Transport to Station and Rights to Counsel
[14] Before leaving for the police detachment, Mr. Granda was again read the caution and rights to counsel. He advised that he wanted to call his lawyer, Derek Sorenti, and was told that he would be called once they got to the station. At 2:07 a.m., Cst. Capeloa made the formal breath demand and then left for the South Division.
[15] After arriving at the station at 2:11 a.m., Mr. Granda was booked and lodged in a cell while Cst. Capeloa tried to contact his lawyer. From 2:28 a.m., the officer conducted an internet search for Derek Sorenti and located a real estate lawyer, Sorenti Law. The two telephone numbers provided did not accept calls from blocked numbers. Calls from the station appear as blocked calls so the officer retrieved a cell phone from his vehicle and unblocked the number and called again. This time he was able to reach Sorenti Law on both numbers but both mailboxes were full and no alternate contact number was provided. Cst. Capeloa went to the cell to advise Mr. Granda of his unsuccessful attempts to reach Derek Sorenti, told him that he appeared to be a real estate lawyer, and confirmed that this was the lawyer he wished to contact. He then resumed his attempts which continued to be unsuccessful. When Mr. Granda was advised of this, he said that he would speak with duty counsel. At 2:52 a.m., duty counsel was called and a return call was received at 2:59 a.m.
[16] During this time, Cst. Capeloa provided his grounds to the breath technician, Cst. Pinho. Those grounds were the information he had received of the driving complaints and his observations at the scene including the odour of alcohol, consumption, and the failed ASD.
Consultation with Duty Counsel
[17] Mr. Granda spoke with duty counsel for 4 minutes from 3:00 a.m. until 3:04 a.m.. Mr. Granda was in the cell alone to speak with counsel. Cst. Capeloa remained at the booking area some 10-12' away. The room is used for individuals to speak with counsel and conversations are not supposed to be overheard but, at times, the officer could make out sounds coming from the room which he felt was largely when conversations were louder than normal. The officer was not aware of any past issues with that room or conversations being overheard or recorded.

- **Exercise A**:
For each statement, say yes or no on whether the passage on Mr. Granda's rights to counsel supports it, and quote the deciding words: (i) Mr. Granda's talk with duty counsel lasted four minutes; (ii) Cst. Capeloa reached Derek Sorenti after unblocking the number; (iii) the formal breath demand was made at 2:11 a.m.
The entries have nothing to do with the passage on Mr. Granda's transport and rights to counsel.

- **Information supplied**:
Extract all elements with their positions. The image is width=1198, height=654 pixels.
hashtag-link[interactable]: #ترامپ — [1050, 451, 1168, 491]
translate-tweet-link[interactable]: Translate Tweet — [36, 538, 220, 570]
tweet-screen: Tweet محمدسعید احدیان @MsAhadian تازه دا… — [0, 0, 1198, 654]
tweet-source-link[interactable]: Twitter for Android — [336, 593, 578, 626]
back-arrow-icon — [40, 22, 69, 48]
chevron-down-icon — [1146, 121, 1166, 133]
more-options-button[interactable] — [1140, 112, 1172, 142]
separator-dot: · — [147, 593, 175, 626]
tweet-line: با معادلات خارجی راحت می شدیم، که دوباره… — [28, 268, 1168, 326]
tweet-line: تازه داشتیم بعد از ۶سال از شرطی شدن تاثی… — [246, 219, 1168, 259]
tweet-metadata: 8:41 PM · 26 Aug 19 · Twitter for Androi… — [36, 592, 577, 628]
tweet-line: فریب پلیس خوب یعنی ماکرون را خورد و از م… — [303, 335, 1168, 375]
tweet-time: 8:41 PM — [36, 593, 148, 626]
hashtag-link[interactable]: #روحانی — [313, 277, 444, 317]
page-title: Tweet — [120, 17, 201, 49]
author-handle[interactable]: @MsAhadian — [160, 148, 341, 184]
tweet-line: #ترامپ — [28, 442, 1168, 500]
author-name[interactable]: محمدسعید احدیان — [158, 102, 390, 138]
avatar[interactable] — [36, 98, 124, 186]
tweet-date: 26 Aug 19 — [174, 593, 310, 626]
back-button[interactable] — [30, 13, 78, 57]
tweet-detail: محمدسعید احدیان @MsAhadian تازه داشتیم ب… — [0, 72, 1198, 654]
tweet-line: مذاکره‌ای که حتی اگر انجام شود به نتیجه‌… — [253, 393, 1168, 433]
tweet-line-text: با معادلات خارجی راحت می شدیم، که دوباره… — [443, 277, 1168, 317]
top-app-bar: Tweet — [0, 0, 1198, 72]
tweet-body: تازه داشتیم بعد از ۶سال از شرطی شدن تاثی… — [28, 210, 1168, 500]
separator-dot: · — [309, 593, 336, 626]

- **Exercise B**:
Give every line of the entries in Block 1 as a Markdown table with the columns Number and Entry line, one row per line, leaving out blank lines.

- **Worked solution A**:
(i) Yes: "Mr. Granda spoke with duty counsel for 4 minutes from 3:00 a.m. until 3:04 a.m."
(ii) No: "both mailboxes were full and no alternate contact number was provided"
(iii) No: "At 2:07 a.m., Cst. Capeloa made the formal breath demand"

- **Worked solution B**:
| Number | Entry line |
|---|---|
| 1 | Extract all elements with their positions. The image is width=1198, height=654 pixels. |
| 2 | hashtag-link[interactable]: #ترامپ — [1050, 451, 1168, 491] |
| 3 | translate-tweet-link[interactable]: Translate Tweet — [36, 538, 220, 570] |
| 4 | tweet-screen: Tweet محمدسعید احدیان @MsAhadian تازه دا… — [0, 0, 1198, 654] |
| 5 | tweet-source-link[interactable]: Twitter for Android — [336, 593, 578, 626] |
| 6 | back-arrow-icon — [40, 22, 69, 48] |
| 7 | chevron-down-icon — [1146, 121, 1166, 133] |
| 8 | more-options-button[interactable] — [1140, 112, 1172, 142] |
| 9 | separator-dot: · — [147, 593, 175, 626] |
| 10 | tweet-line: با معادلات خارجی راحت می شدیم، که دوباره… — [28, 268, 1168, 326] |
| 11 | tweet-line: تازه داشتیم بعد از ۶سال از شرطی شدن تاثی… — [246, 219, 1168, 259] |
| 12 | tweet-metadata: 8:41 PM · 26 Aug 19 · Twitter for Androi… — [36, 592, 577, 628] |
| 13 | tweet-line: فریب پلیس خوب یعنی ماکرون را خورد و از م… — [303, 335, 1168, 375] |
| 14 | tweet-time: 8:41 PM — [36, 593, 148, 626] |
| 15 | hashtag-link[interactable]: #روحانی — [313, 277, 444, 317] |
| 16 | page-title: Tweet — [120, 17, 201, 49] |
| 17 | author-handle[interactable]: @MsAhadian — [160, 148, 341, 184] |
| 18 | tweet-line: #ترامپ — [28, 442, 1168, 500] |
| 19 | author-name[interactable]: محمدسعید احدیان — [158, 102, 390, 138] |
| 20 | avatar[interactable] — [36, 98, 124, 186] |
| 21 | tweet-date: 26 Aug 19 — [174, 593, 310, 626] |
| 22 | back-button[interactable] — [30, 13, 78, 57] |
| 23 | tweet-detail: محمدسعید احدیان @MsAhadian تازه داشتیم ب… — [0, 72, 1198, 654] |
| 24 | tweet-line: مذاکره‌ای که حتی اگر انجام شود به نتیجه‌… — [253, 393, 1168, 433] |
| 25 | tweet-line-text: با معادلات خارجی راحت می شدیم، که دوباره… — [443, 277, 1168, 317] |
| 26 | top-app-bar: Tweet — [0, 0, 1198, 72] |
| 27 | tweet-body: تازه داشتیم بعد از ۶سال از شرطی شدن تاثی… — [28, 210, 1168, 500] |
| 28 | separator-dot: · — [309, 593, 336, 626] |